**Set task:** How many of the lines below hold the word "Execution"? Answer only with the number.

**Task data:**
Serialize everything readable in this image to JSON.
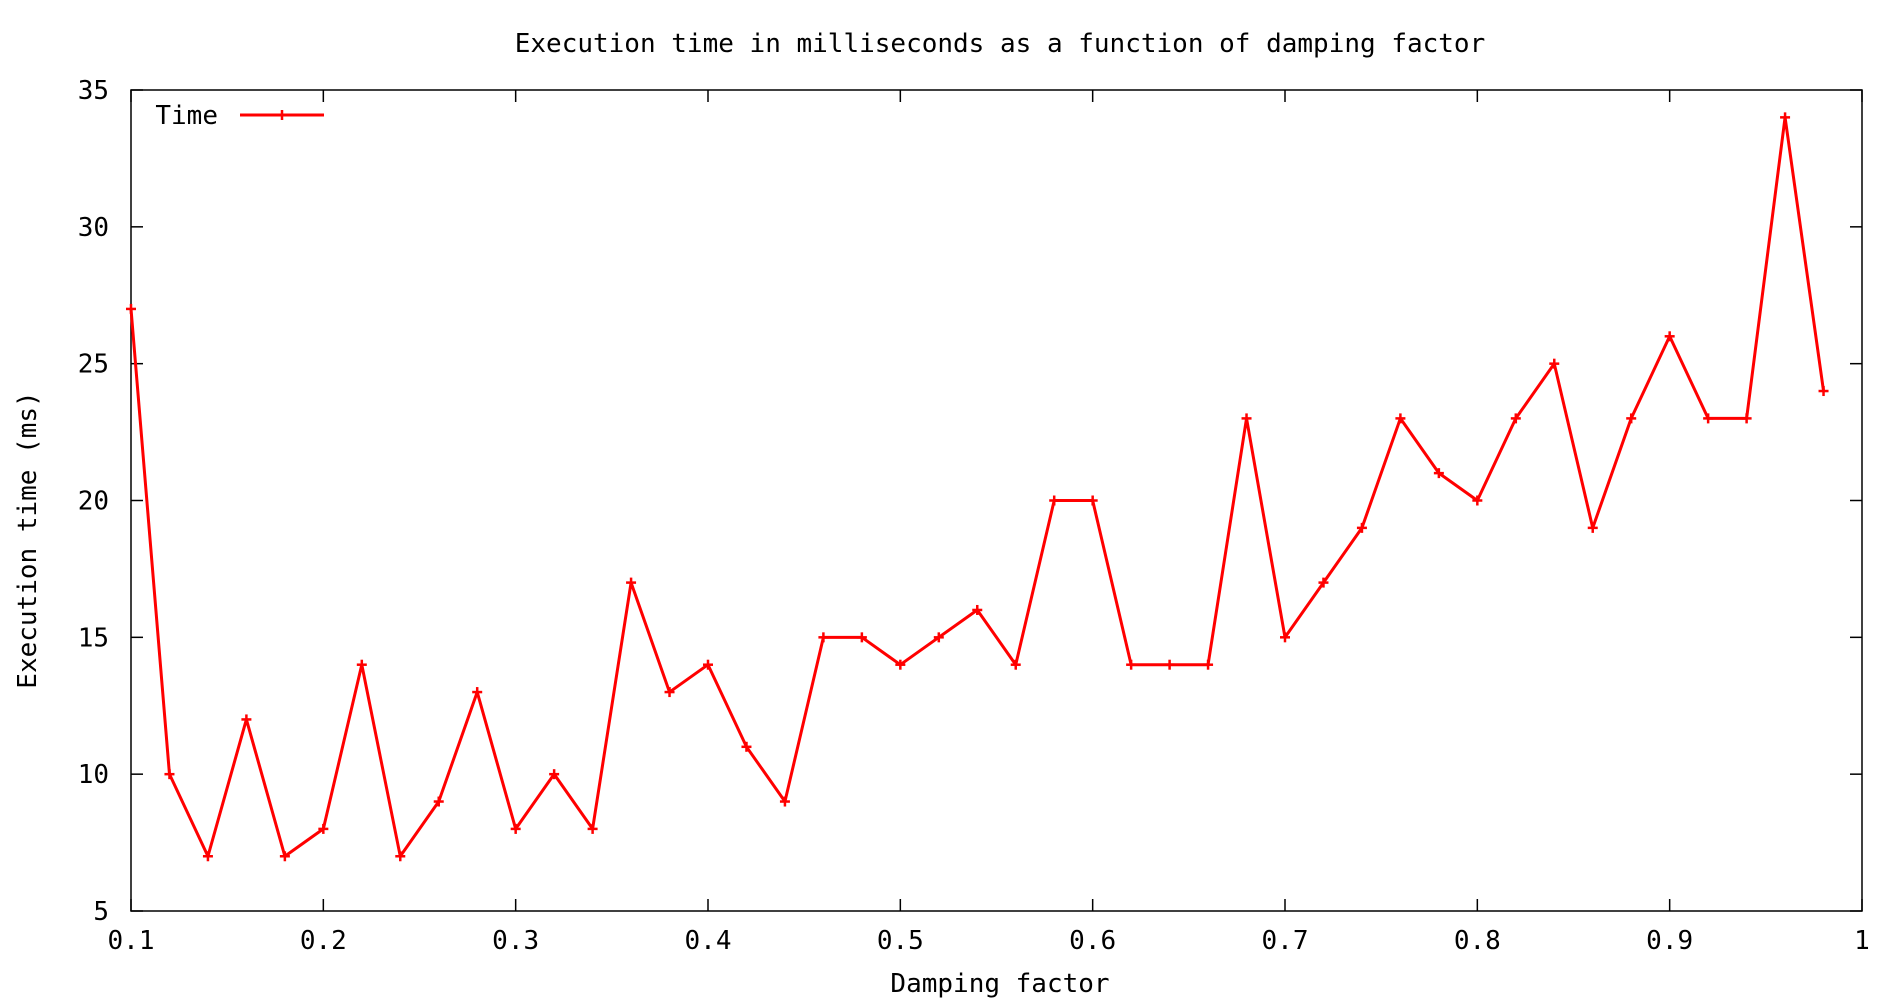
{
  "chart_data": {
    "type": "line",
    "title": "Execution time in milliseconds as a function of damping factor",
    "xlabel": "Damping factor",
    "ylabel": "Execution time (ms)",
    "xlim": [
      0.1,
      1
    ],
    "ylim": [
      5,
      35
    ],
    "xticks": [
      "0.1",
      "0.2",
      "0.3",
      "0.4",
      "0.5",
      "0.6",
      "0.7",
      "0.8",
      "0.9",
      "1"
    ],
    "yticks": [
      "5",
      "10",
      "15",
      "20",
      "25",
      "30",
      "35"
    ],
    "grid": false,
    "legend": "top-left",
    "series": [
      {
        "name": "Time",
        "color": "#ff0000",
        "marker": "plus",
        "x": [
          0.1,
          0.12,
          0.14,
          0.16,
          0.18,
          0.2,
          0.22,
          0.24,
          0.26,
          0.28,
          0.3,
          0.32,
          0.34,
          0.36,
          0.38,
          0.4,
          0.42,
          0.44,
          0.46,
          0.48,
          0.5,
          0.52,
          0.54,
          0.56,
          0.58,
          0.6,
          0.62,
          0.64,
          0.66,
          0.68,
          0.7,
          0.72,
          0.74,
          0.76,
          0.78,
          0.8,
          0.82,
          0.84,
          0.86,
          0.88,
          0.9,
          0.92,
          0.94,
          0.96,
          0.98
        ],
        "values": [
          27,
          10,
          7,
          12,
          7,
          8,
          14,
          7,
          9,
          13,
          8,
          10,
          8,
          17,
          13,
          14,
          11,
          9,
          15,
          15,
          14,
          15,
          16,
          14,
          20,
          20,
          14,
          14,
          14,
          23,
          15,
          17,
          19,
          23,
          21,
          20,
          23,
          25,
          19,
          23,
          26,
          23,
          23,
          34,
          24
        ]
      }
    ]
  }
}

**Written reply:** 2